• Job
Give all of the lines again, with nothing added or dropped.

------

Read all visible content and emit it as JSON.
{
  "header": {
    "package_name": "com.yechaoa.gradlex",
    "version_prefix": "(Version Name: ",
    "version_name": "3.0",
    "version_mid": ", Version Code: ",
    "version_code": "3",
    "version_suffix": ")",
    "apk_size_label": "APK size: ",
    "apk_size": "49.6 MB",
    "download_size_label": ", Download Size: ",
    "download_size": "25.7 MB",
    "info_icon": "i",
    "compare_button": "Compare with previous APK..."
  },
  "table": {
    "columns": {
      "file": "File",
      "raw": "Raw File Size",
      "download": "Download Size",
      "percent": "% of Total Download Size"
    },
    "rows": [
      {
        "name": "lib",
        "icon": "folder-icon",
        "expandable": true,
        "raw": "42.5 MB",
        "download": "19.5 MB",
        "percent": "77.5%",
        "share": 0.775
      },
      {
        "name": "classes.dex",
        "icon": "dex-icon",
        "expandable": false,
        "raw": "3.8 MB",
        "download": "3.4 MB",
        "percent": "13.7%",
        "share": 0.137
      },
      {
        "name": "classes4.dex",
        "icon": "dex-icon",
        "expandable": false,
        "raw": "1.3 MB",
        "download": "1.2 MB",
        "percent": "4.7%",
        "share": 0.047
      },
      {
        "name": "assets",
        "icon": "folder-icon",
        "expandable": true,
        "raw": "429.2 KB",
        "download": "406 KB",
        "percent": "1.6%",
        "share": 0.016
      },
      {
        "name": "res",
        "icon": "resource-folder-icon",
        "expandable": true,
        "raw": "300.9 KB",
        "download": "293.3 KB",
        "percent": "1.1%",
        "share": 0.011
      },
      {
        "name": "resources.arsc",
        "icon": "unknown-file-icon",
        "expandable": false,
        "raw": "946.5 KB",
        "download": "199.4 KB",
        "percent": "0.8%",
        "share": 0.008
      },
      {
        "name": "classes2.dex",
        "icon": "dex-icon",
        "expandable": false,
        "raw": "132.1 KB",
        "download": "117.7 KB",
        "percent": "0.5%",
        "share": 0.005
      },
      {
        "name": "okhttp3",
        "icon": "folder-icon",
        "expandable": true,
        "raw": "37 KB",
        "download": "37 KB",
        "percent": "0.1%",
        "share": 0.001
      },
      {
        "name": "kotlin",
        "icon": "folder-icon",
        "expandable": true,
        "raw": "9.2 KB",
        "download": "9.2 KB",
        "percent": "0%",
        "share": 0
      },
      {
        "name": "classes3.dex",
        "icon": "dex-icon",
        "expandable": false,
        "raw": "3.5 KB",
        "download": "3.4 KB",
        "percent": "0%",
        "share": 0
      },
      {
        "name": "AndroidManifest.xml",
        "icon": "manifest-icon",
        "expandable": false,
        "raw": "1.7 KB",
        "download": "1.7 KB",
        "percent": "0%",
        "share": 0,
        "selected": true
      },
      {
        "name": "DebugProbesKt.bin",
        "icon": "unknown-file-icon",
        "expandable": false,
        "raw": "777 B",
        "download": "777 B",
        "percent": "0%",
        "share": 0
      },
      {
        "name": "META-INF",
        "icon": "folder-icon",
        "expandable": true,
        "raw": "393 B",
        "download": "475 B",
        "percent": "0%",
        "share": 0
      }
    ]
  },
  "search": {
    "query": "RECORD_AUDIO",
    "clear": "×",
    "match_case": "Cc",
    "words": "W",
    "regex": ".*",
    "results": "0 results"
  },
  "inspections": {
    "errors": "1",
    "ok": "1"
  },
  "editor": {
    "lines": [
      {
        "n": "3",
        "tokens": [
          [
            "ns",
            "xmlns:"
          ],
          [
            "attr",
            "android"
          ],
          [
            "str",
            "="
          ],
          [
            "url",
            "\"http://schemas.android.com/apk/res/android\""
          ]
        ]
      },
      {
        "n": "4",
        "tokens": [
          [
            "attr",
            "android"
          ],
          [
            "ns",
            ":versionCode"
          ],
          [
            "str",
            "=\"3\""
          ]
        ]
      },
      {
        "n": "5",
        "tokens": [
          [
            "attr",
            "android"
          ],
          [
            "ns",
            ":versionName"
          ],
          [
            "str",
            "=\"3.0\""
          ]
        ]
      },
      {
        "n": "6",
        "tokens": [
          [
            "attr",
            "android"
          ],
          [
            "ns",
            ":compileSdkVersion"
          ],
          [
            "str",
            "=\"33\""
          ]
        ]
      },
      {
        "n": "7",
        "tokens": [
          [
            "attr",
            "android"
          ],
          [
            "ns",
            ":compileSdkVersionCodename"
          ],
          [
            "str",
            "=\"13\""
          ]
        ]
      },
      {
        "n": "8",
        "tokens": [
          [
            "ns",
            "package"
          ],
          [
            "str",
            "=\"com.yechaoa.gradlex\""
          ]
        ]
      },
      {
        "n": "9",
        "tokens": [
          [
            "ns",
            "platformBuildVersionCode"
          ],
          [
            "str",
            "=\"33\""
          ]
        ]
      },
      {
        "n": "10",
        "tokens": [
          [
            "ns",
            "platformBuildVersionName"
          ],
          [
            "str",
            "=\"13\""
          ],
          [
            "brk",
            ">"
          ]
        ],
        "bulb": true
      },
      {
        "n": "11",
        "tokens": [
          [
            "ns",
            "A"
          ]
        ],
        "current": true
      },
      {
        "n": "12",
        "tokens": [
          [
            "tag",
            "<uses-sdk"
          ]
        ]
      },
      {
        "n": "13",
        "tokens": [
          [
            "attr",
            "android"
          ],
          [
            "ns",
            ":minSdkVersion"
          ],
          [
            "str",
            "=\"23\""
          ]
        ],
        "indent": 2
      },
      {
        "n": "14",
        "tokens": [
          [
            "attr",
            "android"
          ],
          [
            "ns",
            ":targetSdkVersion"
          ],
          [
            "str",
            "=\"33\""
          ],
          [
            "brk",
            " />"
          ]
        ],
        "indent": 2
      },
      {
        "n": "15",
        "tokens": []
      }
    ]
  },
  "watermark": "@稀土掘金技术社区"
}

------

• Correct output
Read all visible content and emit it as JSON.
{
  "header": {
    "package_name": "com.yechaoa.gradlex",
    "version_prefix": "(Version Name: ",
    "version_name": "3.0",
    "version_mid": ", Version Code: ",
    "version_code": "3",
    "version_suffix": ")",
    "apk_size_label": "APK size: ",
    "apk_size": "49.6 MB",
    "download_size_label": ", Download Size: ",
    "download_size": "25.7 MB",
    "info_icon": "i",
    "compare_button": "Compare with previous APK..."
  },
  "table": {
    "columns": {
      "file": "File",
      "raw": "Raw File Size",
      "download": "Download Size",
      "percent": "% of Total Download Size"
    },
    "rows": [
      {
        "name": "lib",
        "icon": "folder-icon",
        "expandable": true,
        "raw": "42.5 MB",
        "download": "19.5 MB",
        "percent": "77.5%",
        "share": 0.775
      },
      {
        "name": "classes.dex",
        "icon": "dex-icon",
        "expandable": false,
        "raw": "3.8 MB",
        "download": "3.4 MB",
        "percent": "13.7%",
        "share": 0.137
      },
      {
        "name": "classes4.dex",
        "icon": "dex-icon",
        "expandable": false,
        "raw": "1.3 MB",
        "download": "1.2 MB",
        "percent": "4.7%",
        "share": 0.047
      },
      {
        "name": "assets",
        "icon": "folder-icon",
        "expandable": true,
        "raw": "429.2 KB",
        "download": "406 KB",
        "percent": "1.6%",
        "share": 0.016
      },
      {
        "name": "res",
        "icon": "resource-folder-icon",
        "expandable": true,
        "raw": "300.9 KB",
        "download": "293.3 KB",
        "percent": "1.1%",
        "share": 0.011
      },
      {
        "name": "resources.arsc",
        "icon": "unknown-file-icon",
        "expandable": false,
        "raw": "946.5 KB",
        "download": "199.4 KB",
        "percent": "0.8%",
        "share": 0.008
      },
      {
        "name": "classes2.dex",
        "icon": "dex-icon",
        "expandable": false,
        "raw": "132.1 KB",
        "download": "117.7 KB",
        "percent": "0.5%",
        "share": 0.005
      },
      {
        "name": "okhttp3",
        "icon": "folder-icon",
        "expandable": true,
        "raw": "37 KB",
        "download": "37 KB",
        "percent": "0.1%",
        "share": 0.001
      },
      {
        "name": "kotlin",
        "icon": "folder-icon",
        "expandable": true,
        "raw": "9.2 KB",
        "download": "9.2 KB",
        "percent": "0%",
        "share": 0
      },
      {
        "name": "classes3.dex",
        "icon": "dex-icon",
        "expandable": false,
        "raw": "3.5 KB",
        "download": "3.4 KB",
        "percent": "0%",
        "share": 0
      },
      {
        "name": "AndroidManifest.xml",
        "icon": "manifest-icon",
        "expandable": false,
        "raw": "1.7 KB",
        "download": "1.7 KB",
        "percent": "0%",
        "share": 0,
        "selected": true
      },
      {
        "name": "DebugProbesKt.bin",
        "icon": "unknown-file-icon",
        "expandable": false,
        "raw": "777 B",
        "download": "777 B",
        "percent": "0%",
        "share": 0
      },
      {
        "name": "META-INF",
        "icon": "folder-icon",
        "expandable": true,
        "raw": "393 B",
        "download": "475 B",
        "percent": "0%",
        "share": 0
      }
    ]
  },
  "search": {
    "query": "RECORD_AUDIO",
    "clear": "×",
    "match_case": "Cc",
    "words": "W",
    "regex": ".*",
    "results": "0 results"
  },
  "inspections": {
    "errors": "1",
    "ok": "1"
  },
  "editor": {
    "lines": [
      {
        "n": "3",
        "tokens": [
          [
            "ns",
            "xmlns:"
          ],
          [
            "attr",
            "android"
          ],
          [
            "str",
            "="
          ],
          [
            "url",
            "\"http://schemas.android.com/apk/res/android\""
          ]
        ]
      },
      {
        "n": "4",
        "tokens": [
          [
            "attr",
            "android"
          ],
          [
            "ns",
            ":versionCode"
          ],
          [
            "str",
            "=\"3\""
          ]
        ]
      },
      {
        "n": "5",
        "tokens": [
          [
            "attr",
            "android"
          ],
          [
            "ns",
            ":versionName"
          ],
          [
            "str",
            "=\"3.0\""
          ]
        ]
      },
      {
        "n": "6",
        "tokens": [
          [
            "attr",
            "android"
          ],
          [
            "ns",
            ":compileSdkVersion"
          ],
          [
            "str",
            "=\"33\""
          ]
        ]
      },
      {
        "n": "7",
        "tokens": [
          [
            "attr",
            "android"
          ],
          [
            "ns",
            ":compileSdkVersionCodename"
          ],
          [
            "str",
            "=\"13\""
          ]
        ]
      },
      {
        "n": "8",
        "tokens": [
          [
            "ns",
            "package"
          ],
          [
            "str",
            "=\"com.yechaoa.gradlex\""
          ]
        ]
      },
      {
        "n": "9",
        "tokens": [
          [
            "ns",
            "platformBuildVersionCode"
          ],
          [
            "str",
            "=\"33\""
          ]
        ]
      },
      {
        "n": "10",
        "tokens": [
          [
            "ns",
            "platformBuildVersionName"
          ],
          [
            "str",
            "=\"13\""
          ],
          [
            "brk",
            ">"
          ]
        ],
        "bulb": true
      },
      {
        "n": "11",
        "tokens": [
          [
            "ns",
            "A"
          ]
        ],
        "current": true
      },
      {
        "n": "12",
        "tokens": [
          [
            "tag",
            "<uses-sdk"
          ]
        ]
      },
      {
        "n": "13",
        "tokens": [
          [
            "attr",
            "android"
          ],
          [
            "ns",
            ":minSdkVersion"
          ],
          [
            "str",
            "=\"23\""
          ]
        ],
        "indent": 2
      },
      {
        "n": "14",
        "tokens": [
          [
            "attr",
            "android"
          ],
          [
            "ns",
            ":targetSdkVersion"
          ],
          [
            "str",
            "=\"33\""
          ],
          [
            "brk",
            " />"
          ]
        ],
        "indent": 2
      },
      {
        "n": "15",
        "tokens": []
      }
    ]
  },
  "watermark": "@稀土掘金技术社区"
}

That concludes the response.